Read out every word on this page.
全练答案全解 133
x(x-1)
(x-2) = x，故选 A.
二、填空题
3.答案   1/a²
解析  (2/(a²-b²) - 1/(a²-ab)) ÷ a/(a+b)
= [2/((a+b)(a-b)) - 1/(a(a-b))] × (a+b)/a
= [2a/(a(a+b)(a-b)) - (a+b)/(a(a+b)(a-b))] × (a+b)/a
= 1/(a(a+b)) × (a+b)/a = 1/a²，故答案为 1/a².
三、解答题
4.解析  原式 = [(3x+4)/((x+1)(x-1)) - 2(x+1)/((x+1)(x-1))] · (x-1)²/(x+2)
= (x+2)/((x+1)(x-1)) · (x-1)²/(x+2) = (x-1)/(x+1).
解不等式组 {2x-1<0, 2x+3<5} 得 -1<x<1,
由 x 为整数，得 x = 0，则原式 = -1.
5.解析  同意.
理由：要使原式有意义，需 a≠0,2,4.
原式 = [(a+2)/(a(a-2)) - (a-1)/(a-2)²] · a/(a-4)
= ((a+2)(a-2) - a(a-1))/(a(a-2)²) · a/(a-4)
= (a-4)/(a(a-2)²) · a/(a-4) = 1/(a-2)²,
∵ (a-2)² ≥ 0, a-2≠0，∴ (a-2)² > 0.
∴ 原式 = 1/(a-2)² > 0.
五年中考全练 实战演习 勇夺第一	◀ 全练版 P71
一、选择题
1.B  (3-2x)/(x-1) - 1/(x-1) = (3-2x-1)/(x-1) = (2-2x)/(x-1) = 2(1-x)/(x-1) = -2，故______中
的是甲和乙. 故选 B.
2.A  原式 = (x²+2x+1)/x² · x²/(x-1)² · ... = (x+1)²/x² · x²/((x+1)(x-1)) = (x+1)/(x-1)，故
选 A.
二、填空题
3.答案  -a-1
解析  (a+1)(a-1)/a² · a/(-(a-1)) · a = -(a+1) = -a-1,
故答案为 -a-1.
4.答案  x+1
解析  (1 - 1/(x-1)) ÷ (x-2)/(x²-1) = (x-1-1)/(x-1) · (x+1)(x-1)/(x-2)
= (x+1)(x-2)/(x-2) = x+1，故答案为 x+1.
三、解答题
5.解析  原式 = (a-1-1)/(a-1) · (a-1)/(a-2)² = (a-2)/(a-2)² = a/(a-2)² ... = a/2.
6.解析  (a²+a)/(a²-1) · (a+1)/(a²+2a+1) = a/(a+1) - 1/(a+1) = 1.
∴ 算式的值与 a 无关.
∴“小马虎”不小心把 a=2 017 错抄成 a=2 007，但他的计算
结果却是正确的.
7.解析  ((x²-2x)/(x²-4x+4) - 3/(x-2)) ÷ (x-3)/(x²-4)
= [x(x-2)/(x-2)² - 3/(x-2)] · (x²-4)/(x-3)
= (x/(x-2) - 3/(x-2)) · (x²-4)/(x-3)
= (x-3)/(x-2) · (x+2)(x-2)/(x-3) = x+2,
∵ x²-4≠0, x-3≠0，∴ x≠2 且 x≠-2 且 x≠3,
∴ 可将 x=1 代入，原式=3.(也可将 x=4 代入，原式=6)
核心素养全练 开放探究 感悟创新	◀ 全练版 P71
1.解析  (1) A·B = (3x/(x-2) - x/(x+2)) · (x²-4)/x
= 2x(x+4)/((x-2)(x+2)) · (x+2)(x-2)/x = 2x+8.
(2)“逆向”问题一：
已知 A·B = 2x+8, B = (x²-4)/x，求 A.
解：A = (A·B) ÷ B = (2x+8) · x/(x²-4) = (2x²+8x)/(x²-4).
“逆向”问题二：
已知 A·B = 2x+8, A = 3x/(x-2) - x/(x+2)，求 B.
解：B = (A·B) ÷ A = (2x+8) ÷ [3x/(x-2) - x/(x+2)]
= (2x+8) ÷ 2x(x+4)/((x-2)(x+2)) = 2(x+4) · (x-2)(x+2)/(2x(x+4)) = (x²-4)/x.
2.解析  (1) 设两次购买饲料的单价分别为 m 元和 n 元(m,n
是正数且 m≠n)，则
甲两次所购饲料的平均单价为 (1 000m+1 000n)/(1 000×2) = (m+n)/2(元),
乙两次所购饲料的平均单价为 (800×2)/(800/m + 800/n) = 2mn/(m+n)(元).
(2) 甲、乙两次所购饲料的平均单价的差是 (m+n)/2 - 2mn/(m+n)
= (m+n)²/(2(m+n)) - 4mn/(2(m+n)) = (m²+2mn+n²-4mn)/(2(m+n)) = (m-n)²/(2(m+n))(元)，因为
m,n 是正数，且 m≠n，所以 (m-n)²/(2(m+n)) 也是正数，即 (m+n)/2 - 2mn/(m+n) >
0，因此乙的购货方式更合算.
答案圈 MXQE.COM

------

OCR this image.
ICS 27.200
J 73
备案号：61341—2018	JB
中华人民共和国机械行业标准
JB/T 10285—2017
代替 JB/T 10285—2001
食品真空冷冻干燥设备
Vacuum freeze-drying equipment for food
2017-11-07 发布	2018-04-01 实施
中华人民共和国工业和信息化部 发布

------

Determine the number of lines containing "this". Write only that number.

REPLY: 2